#### [INSTRUCTIONS FOR THE TASK]
Restate the data exactly as given and keep the pictures out.

#### [PROVIDED DATA]
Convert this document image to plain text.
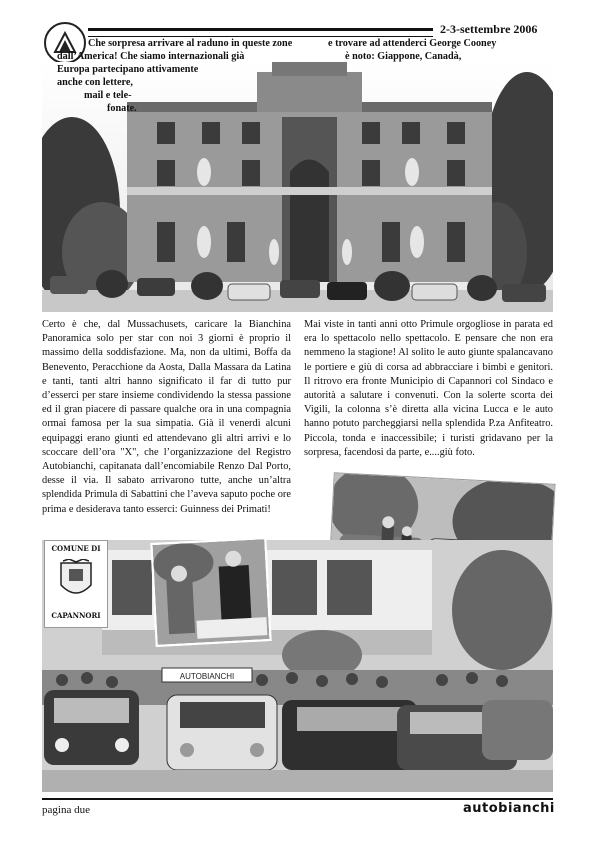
2-3-settembre 2006
Che sorpresa arrivare al raduno in queste zone	e trovare ad attenderci George Cooney
dall’America! Che siamo internazionali già	è noto: Giappone, Canadà,
Europa partecipano attivamente
anche con lettere,
mail e tele-
fonate.
Certo è che, dal Mussachusets, caricare la Bianchina Panoramica solo per star con noi 3 giorni è proprio il massimo della soddisfazione. Ma, non da ultimi, Boffa da Benevento, Peracchione da Aosta, Dalla Massara da Latina e tanti, tanti altri hanno significato il far di tutto pur d’esserci per stare insieme condividendo la stessa passione ed il gran piacere di passare qualche ora in una compagnia ormai famosa per la sua simpatia. Già il venerdì alcuni equipaggi erano giunti ed attendevano gli altri arrivi e lo scoccare dell’ora "X", che l’organizzazione del Registro Autobianchi, capitanata dall’encomiabile Renzo Dal Porto, desse il via. Il sabato arrivarono tutte, anche un’altra splendida Primula di Sabattini che l’aveva saputo poche ore prima e desiderava tanto esserci: Guinness dei Primati!
Mai viste in tanti anni otto Primule orgogliose in parata ed era lo spettacolo nello spettacolo. E pensare che non era nemmeno la stagione! Al solito le auto giunte spalancavano le portiere e giù di corsa ad abbracciare i bimbi e genitori. Il ritrovo era fronte Municipio di Capannori col Sindaco e autorità a salutare i convenuti. Con la solerte scorta dei Vigili, la colonna s’è diretta alla vicina Lucca e le auto hanno potuto parcheggiarsi nella splendida P.za Anfiteatro. Piccola, tonda e inaccessibile; i turisti gridavano per la sorpresa, facendosi da parte, e....giù foto.
AUTOBIANCHI
COMUNE DI
CAPANNORI
pagina due	autobianchi
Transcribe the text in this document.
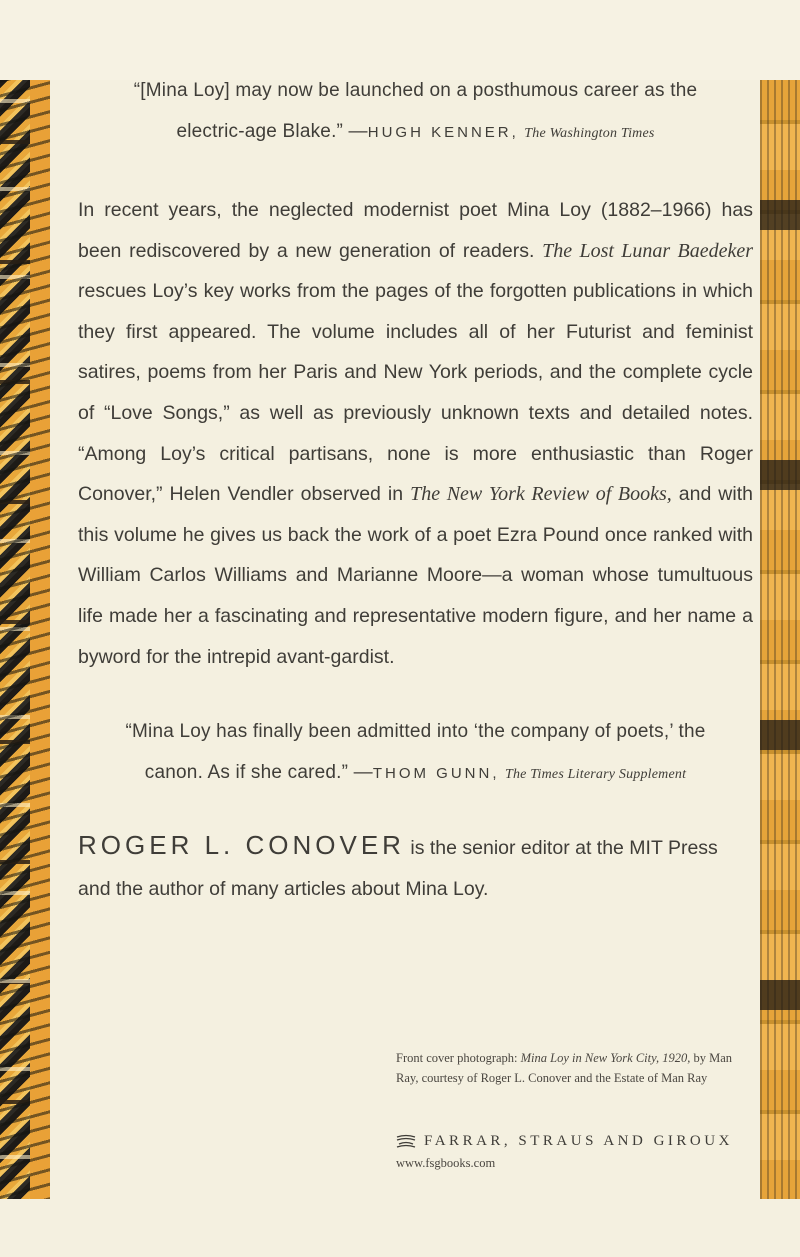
“[Mina Loy] may now be launched on a posthumous career as the
electric-age Blake.” —HUGH KENNER, The Washington Times

In recent years, the neglected modernist poet Mina Loy (1882–1966) has been rediscovered by a new generation of readers. The Lost Lunar Baedeker rescues Loy’s key works from the pages of the forgotten publications in which they first appeared. The volume includes all of her Futurist and feminist satires, poems from her Paris and New York periods, and the complete cycle of “Love Songs,” as well as previously unknown texts and detailed notes. “Among Loy’s critical partisans, none is more enthusiastic than Roger Conover,” Helen Vendler observed in The New York Review of Books, and with this volume he gives us back the work of a poet Ezra Pound once ranked with William Carlos Williams and Marianne Moore—a woman whose tumultuous life made her a fascinating and representative modern figure, and her name a byword for the intrepid avant-gardist.

“Mina Loy has finally been admitted into ‘the company of poets,’ the
canon. As if she cared.” —THOM GUNN, The Times Literary Supplement

ROGER L. CONOVER is the senior editor at the MIT Press and the author of many articles about Mina Loy.

Front cover photograph: Mina Loy in New York City, 1920, by Man Ray, courtesy of Roger L. Conover and the Estate of Man Ray
FARRAR, STRAUS AND GIROUX
www.fsgbooks.com
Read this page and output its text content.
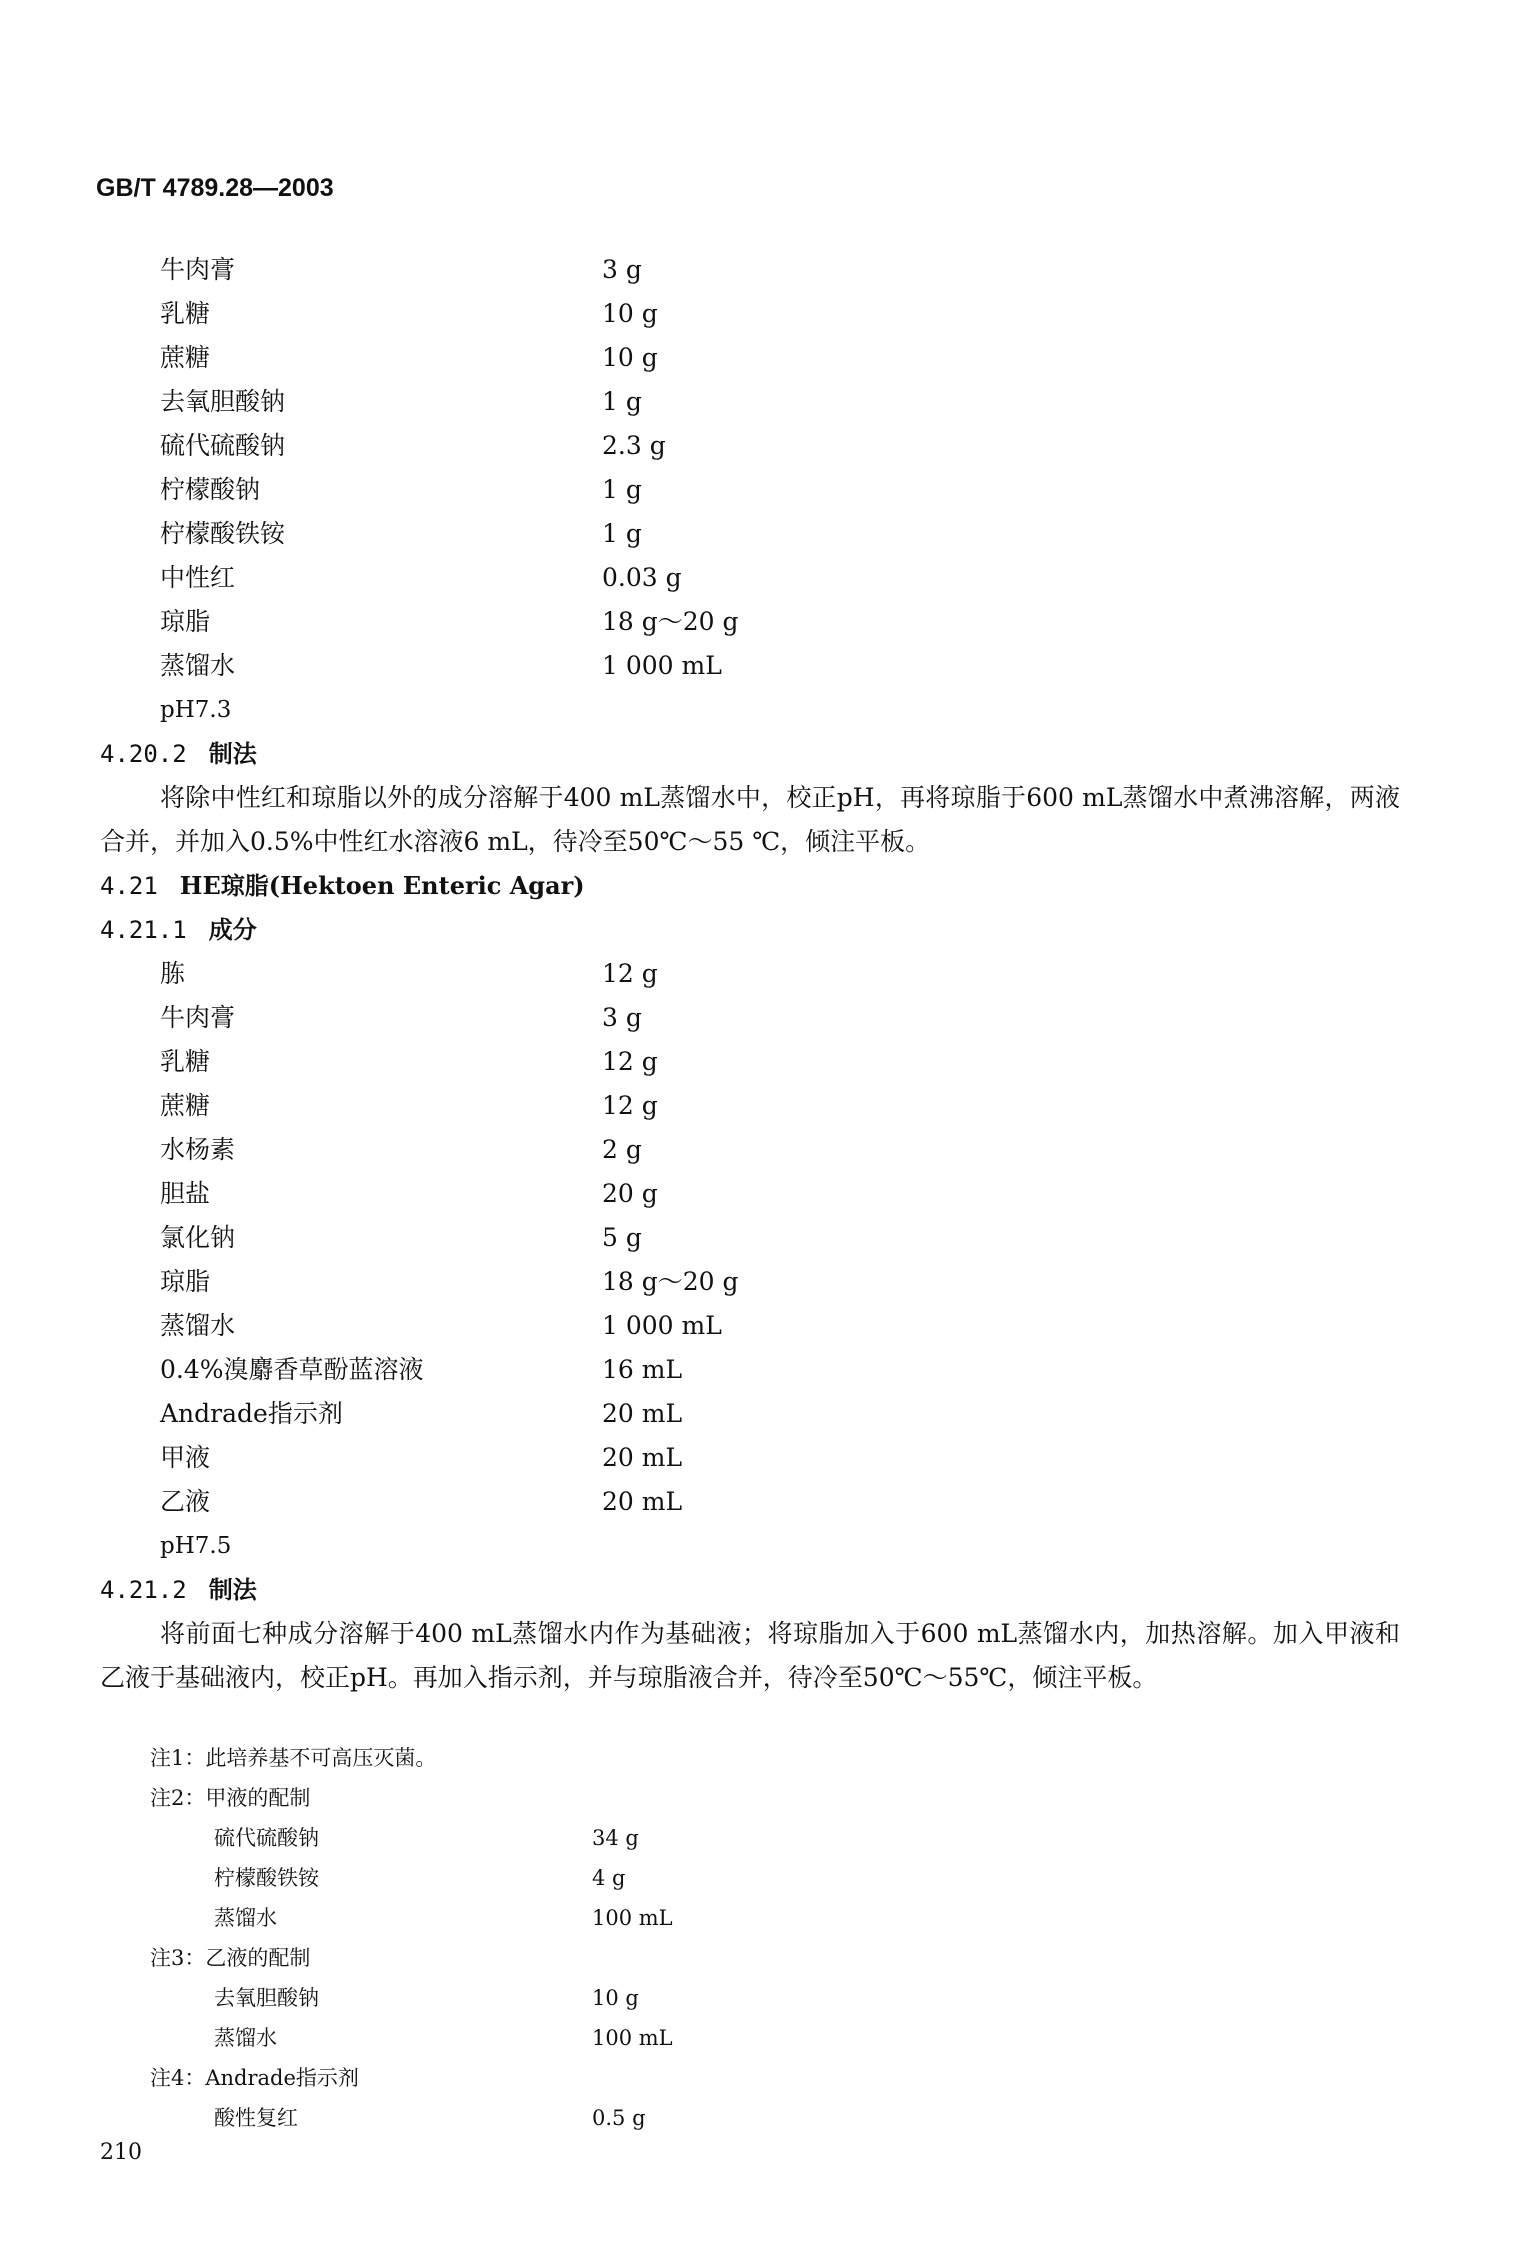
GB/T 4789.28—2003
牛肉膏	3 g
乳糖	10 g
蔗糖	10 g
去氧胆酸钠	1 g
硫代硫酸钠	2.3 g
柠檬酸钠	1 g
柠檬酸铁铵	1 g
中性红	0.03 g
琼脂	18 g～20 g
蒸馏水	1 000 mL
pH7.3
4.20.2 制法
将除中性红和琼脂以外的成分溶解于400 mL蒸馏水中，校正pH，再将琼脂于600 mL蒸馏水中煮沸溶解，两液合并，并加入0.5%中性红水溶液6 mL，待冷至50℃～55 ℃，倾注平板。
4.21 HE琼脂(Hektoen Enteric Agar)
4.21.1 成分
胨	12 g
牛肉膏	3 g
乳糖	12 g
蔗糖	12 g
水杨素	2 g
胆盐	20 g
氯化钠	5 g
琼脂	18 g～20 g
蒸馏水	1 000 mL
0.4%溴麝香草酚蓝溶液	16 mL
Andrade指示剂	20 mL
甲液	20 mL
乙液	20 mL
pH7.5
4.21.2 制法
将前面七种成分溶解于400 mL蒸馏水内作为基础液；将琼脂加入于600 mL蒸馏水内，加热溶解。加入甲液和乙液于基础液内，校正pH。再加入指示剂，并与琼脂液合并，待冷至50℃～55℃，倾注平板。
注1：此培养基不可高压灭菌。
注2：甲液的配制
硫代硫酸钠	34 g
柠檬酸铁铵	4 g
蒸馏水	100 mL
注3：乙液的配制
去氧胆酸钠	10 g
蒸馏水	100 mL
注4：Andrade指示剂
酸性复红	0.5 g
210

#### [SOLVED PROBLEM]
Convert this document image to plain text.
2-3-settembre 2006
Che sorpresa arrivare al raduno in queste zone	e trovare ad attenderci George Cooney
dall’America! Che siamo internazionali già	è noto: Giappone, Canadà,
Europa partecipano attivamente
anche con lettere,
mail e tele-
fonate.
Certo è che, dal Mussachusets, caricare la Bianchina Panoramica solo per star con noi 3 giorni è proprio il massimo della soddisfazione. Ma, non da ultimi, Boffa da Benevento, Peracchione da Aosta, Dalla Massara da Latina e tanti, tanti altri hanno significato il far di tutto pur d’esserci per stare insieme condividendo la stessa passione ed il gran piacere di passare qualche ora in una compagnia ormai famosa per la sua simpatia. Già il venerdì alcuni equipaggi erano giunti ed attendevano gli altri arrivi e lo scoccare dell’ora "X", che l’organizzazione del Registro Autobianchi, capitanata dall’encomiabile Renzo Dal Porto, desse il via. Il sabato arrivarono tutte, anche un’altra splendida Primula di Sabattini che l’aveva saputo poche ore prima e desiderava tanto esserci: Guinness dei Primati!
Mai viste in tanti anni otto Primule orgogliose in parata ed era lo spettacolo nello spettacolo. E pensare che non era nemmeno la stagione! Al solito le auto giunte spalancavano le portiere e giù di corsa ad abbracciare i bimbi e genitori. Il ritrovo era fronte Municipio di Capannori col Sindaco e autorità a salutare i convenuti. Con la solerte scorta dei Vigili, la colonna s’è diretta alla vicina Lucca e le auto hanno potuto parcheggiarsi nella splendida P.za Anfiteatro. Piccola, tonda e inaccessibile; i turisti gridavano per la sorpresa, facendosi da parte, e....giù foto.
AUTOBIANCHI
COMUNE DI
CAPANNORI
pagina due	autobianchi
Transcribe the text in this document.
“[Mina Loy] may now be launched on a posthumous career as the
electric-age Blake.” —HUGH KENNER, The Washington Times

In recent years, the neglected modernist poet Mina Loy (1882–1966) has been rediscovered by a new generation of readers. The Lost Lunar Baedeker rescues Loy’s key works from the pages of the forgotten publications in which they first appeared. The volume includes all of her Futurist and feminist satires, poems from her Paris and New York periods, and the complete cycle of “Love Songs,” as well as previously unknown texts and detailed notes. “Among Loy’s critical partisans, none is more enthusiastic than Roger Conover,” Helen Vendler observed in The New York Review of Books, and with this volume he gives us back the work of a poet Ezra Pound once ranked with William Carlos Williams and Marianne Moore—a woman whose tumultuous life made her a fascinating and representative modern figure, and her name a byword for the intrepid avant-gardist.

“Mina Loy has finally been admitted into ‘the company of poets,’ the
canon. As if she cared.” —THOM GUNN, The Times Literary Supplement

ROGER L. CONOVER is the senior editor at the MIT Press and the author of many articles about Mina Loy.

Front cover photograph: Mina Loy in New York City, 1920, by Man Ray, courtesy of Roger L. Conover and the Estate of Man Ray
FARRAR, STRAUS AND GIROUX
www.fsgbooks.com
Read this page and output its text content.
GB/T 4789.28—2003
牛肉膏	3 g
乳糖	10 g
蔗糖	10 g
去氧胆酸钠	1 g
硫代硫酸钠	2.3 g
柠檬酸钠	1 g
柠檬酸铁铵	1 g
中性红	0.03 g
琼脂	18 g～20 g
蒸馏水	1 000 mL
pH7.3
4.20.2 制法
将除中性红和琼脂以外的成分溶解于400 mL蒸馏水中，校正pH，再将琼脂于600 mL蒸馏水中煮沸溶解，两液合并，并加入0.5%中性红水溶液6 mL，待冷至50℃～55 ℃，倾注平板。
4.21 HE琼脂(Hektoen Enteric Agar)
4.21.1 成分
胨	12 g
牛肉膏	3 g
乳糖	12 g
蔗糖	12 g
水杨素	2 g
胆盐	20 g
氯化钠	5 g
琼脂	18 g～20 g
蒸馏水	1 000 mL
0.4%溴麝香草酚蓝溶液	16 mL
Andrade指示剂	20 mL
甲液	20 mL
乙液	20 mL
pH7.5
4.21.2 制法
将前面七种成分溶解于400 mL蒸馏水内作为基础液；将琼脂加入于600 mL蒸馏水内，加热溶解。加入甲液和乙液于基础液内，校正pH。再加入指示剂，并与琼脂液合并，待冷至50℃～55℃，倾注平板。
注1：此培养基不可高压灭菌。
注2：甲液的配制
硫代硫酸钠	34 g
柠檬酸铁铵	4 g
蒸馏水	100 mL
注3：乙液的配制
去氧胆酸钠	10 g
蒸馏水	100 mL
注4：Andrade指示剂
酸性复红	0.5 g
210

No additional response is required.